• _WHAT NEEDS TO BE DONE_
Collect each line of the records containing the string "dùng".

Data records
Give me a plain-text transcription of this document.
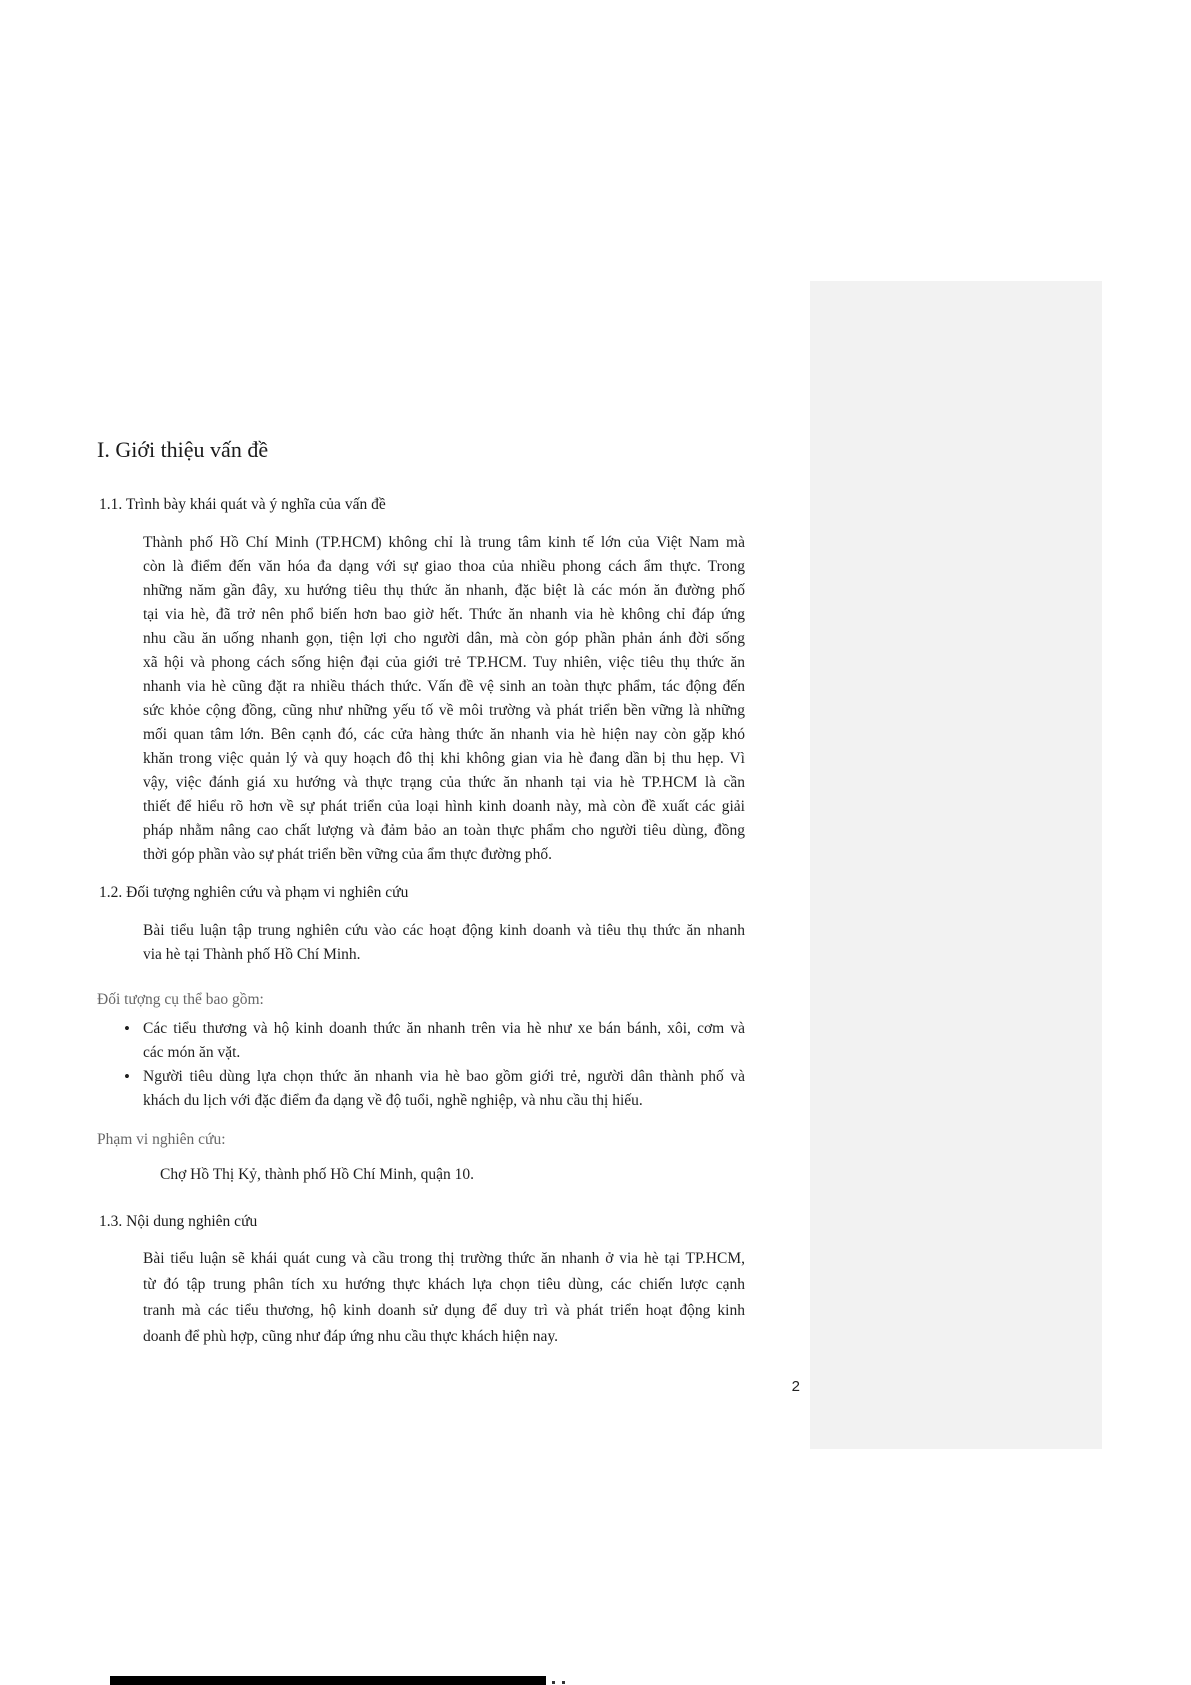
I. Giới thiệu vấn đề
1.1. Trình bày khái quát và ý nghĩa của vấn đề
Thành phố Hồ Chí Minh (TP.HCM) không chỉ là trung tâm kinh tế lớn của Việt Nam mà
còn là điểm đến văn hóa đa dạng với sự giao thoa của nhiều phong cách ẩm thực. Trong
những năm gần đây, xu hướng tiêu thụ thức ăn nhanh, đặc biệt là các món ăn đường phố
tại via hè, đã trở nên phổ biến hơn bao giờ hết. Thức ăn nhanh via hè không chỉ đáp ứng
nhu cầu ăn uống nhanh gọn, tiện lợi cho người dân, mà còn góp phần phản ánh đời sống
xã hội và phong cách sống hiện đại của giới trẻ TP.HCM. Tuy nhiên, việc tiêu thụ thức ăn
nhanh via hè cũng đặt ra nhiều thách thức. Vấn đề vệ sinh an toàn thực phẩm, tác động đến
sức khỏe cộng đồng, cũng như những yếu tố về môi trường và phát triển bền vững là những
mối quan tâm lớn. Bên cạnh đó, các cửa hàng thức ăn nhanh via hè hiện nay còn gặp khó
khăn trong việc quản lý và quy hoạch đô thị khi không gian via hè đang dần bị thu hẹp. Vì
vậy, việc đánh giá xu hướng và thực trạng của thức ăn nhanh tại via hè TP.HCM là cần
thiết để hiểu rõ hơn về sự phát triển của loại hình kinh doanh này, mà còn đề xuất các giải
pháp nhằm nâng cao chất lượng và đảm bảo an toàn thực phẩm cho người tiêu dùng, đồng
thời góp phần vào sự phát triển bền vững của ẩm thực đường phố.
1.2. Đối tượng nghiên cứu và phạm vi nghiên cứu
Bài tiểu luận tập trung nghiên cứu vào các hoạt động kinh doanh và tiêu thụ thức ăn nhanh
via hè tại Thành phố Hồ Chí Minh.
Đối tượng cụ thể bao gồm:
• Các tiểu thương và hộ kinh doanh thức ăn nhanh trên via hè như xe bán bánh, xôi, cơm và
các món ăn vặt.
• Người tiêu dùng lựa chọn thức ăn nhanh via hè bao gồm giới trẻ, người dân thành phố và
khách du lịch với đặc điểm đa dạng về độ tuổi, nghề nghiệp, và nhu cầu thị hiếu.
Phạm vi nghiên cứu:
Chợ Hồ Thị Kỷ, thành phố Hồ Chí Minh, quận 10.
1.3. Nội dung nghiên cứu
Bài tiểu luận sẽ khái quát cung và cầu trong thị trường thức ăn nhanh ở via hè tại TP.HCM,
từ đó tập trung phân tích xu hướng thực khách lựa chọn tiêu dùng, các chiến lược cạnh
tranh mà các tiểu thương, hộ kinh doanh sử dụng để duy trì và phát triển hoạt động kinh
doanh để phù hợp, cũng như đáp ứng nhu cầu thực khách hiện nay.
2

• _ANSWER_
pháp nhằm nâng cao chất lượng và đảm bảo an toàn thực phẩm cho người tiêu dùng, đồng
• Người tiêu dùng lựa chọn thức ăn nhanh via hè bao gồm giới trẻ, người dân thành phố và
từ đó tập trung phân tích xu hướng thực khách lựa chọn tiêu dùng, các chiến lược cạnh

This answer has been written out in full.